* [What to work on]: Pick every line with "全渠道消电测试商家" from the material below.

[Stored dataset items]
■ ■ ■ ■ ■
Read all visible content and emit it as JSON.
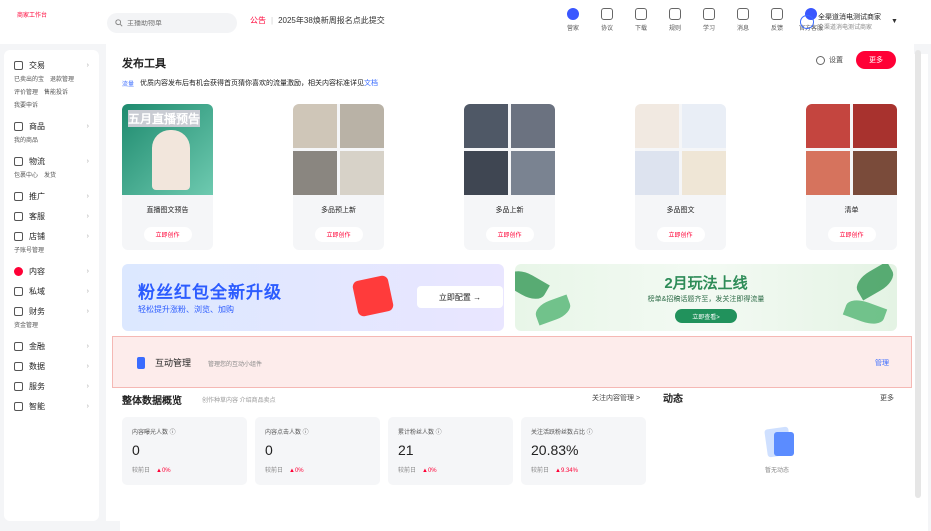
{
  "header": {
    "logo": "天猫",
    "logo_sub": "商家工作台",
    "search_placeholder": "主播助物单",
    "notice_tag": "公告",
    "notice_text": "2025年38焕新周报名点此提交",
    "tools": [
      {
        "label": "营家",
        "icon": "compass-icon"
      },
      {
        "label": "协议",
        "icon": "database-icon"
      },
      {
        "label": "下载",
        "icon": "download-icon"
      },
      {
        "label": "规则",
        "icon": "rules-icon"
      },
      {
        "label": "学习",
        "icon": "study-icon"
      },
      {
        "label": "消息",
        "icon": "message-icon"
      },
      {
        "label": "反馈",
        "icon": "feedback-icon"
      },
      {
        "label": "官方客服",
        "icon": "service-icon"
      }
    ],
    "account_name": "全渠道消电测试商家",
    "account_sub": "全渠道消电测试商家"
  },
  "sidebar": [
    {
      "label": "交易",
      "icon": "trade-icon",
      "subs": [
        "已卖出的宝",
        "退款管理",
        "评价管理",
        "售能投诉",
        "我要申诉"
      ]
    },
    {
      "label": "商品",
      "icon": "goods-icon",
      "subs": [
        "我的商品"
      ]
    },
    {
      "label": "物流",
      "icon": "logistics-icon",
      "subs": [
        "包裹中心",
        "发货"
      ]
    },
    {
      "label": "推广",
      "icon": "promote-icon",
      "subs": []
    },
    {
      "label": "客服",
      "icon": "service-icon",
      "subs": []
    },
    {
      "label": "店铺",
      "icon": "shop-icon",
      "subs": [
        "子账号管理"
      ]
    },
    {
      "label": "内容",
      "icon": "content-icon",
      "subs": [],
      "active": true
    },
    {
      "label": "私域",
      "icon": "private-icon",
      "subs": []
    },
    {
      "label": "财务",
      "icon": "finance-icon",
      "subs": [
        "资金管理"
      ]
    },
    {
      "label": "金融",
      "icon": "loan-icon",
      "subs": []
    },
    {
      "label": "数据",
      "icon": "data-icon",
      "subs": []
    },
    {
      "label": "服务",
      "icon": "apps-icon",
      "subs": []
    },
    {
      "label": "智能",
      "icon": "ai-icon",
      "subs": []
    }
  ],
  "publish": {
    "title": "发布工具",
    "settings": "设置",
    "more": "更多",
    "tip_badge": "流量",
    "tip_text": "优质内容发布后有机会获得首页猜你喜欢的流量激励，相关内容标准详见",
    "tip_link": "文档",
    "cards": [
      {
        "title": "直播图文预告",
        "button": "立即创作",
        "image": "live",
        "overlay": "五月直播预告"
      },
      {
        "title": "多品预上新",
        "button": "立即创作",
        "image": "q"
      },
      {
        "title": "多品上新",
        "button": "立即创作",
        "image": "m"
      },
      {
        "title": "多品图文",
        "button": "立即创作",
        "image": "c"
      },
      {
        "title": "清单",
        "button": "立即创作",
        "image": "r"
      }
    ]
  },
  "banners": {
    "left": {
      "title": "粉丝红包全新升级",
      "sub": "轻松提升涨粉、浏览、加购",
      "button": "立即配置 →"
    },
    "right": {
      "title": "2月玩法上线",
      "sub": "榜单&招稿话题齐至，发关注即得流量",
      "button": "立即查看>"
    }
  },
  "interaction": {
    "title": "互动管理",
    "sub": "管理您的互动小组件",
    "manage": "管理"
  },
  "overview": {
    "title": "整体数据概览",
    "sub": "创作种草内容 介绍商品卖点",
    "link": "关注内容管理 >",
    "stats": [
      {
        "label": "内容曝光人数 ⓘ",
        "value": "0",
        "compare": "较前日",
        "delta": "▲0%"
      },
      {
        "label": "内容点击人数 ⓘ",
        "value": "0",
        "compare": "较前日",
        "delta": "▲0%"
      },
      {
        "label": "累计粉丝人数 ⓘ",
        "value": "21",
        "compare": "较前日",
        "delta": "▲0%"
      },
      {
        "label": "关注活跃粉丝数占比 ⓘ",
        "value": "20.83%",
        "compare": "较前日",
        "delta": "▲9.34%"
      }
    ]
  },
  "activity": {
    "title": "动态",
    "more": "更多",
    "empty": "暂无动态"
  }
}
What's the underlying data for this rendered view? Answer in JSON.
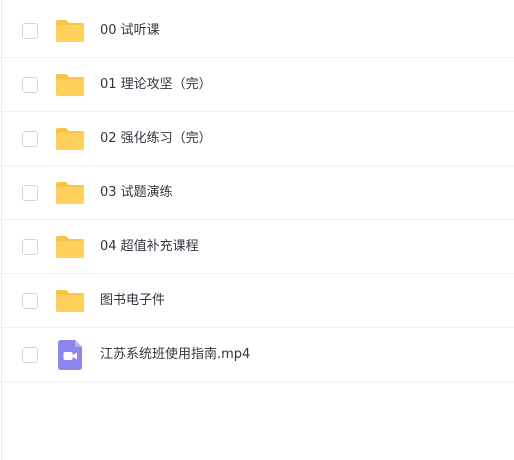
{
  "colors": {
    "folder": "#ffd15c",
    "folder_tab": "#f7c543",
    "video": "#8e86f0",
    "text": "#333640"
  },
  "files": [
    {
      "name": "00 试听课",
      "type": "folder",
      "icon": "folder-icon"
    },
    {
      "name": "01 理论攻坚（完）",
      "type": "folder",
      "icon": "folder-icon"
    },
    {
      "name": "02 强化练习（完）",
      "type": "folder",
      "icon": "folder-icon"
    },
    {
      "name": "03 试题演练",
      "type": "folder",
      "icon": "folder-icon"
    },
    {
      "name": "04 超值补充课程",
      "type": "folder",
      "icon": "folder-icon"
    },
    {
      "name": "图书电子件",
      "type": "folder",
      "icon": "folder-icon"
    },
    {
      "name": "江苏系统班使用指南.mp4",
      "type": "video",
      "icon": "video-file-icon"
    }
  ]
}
■ ■ ■ ■ ■
* [Result of this task]:
    "account_name": "全渠道消电测试商家",
    "account_sub": "全渠道消电测试商家"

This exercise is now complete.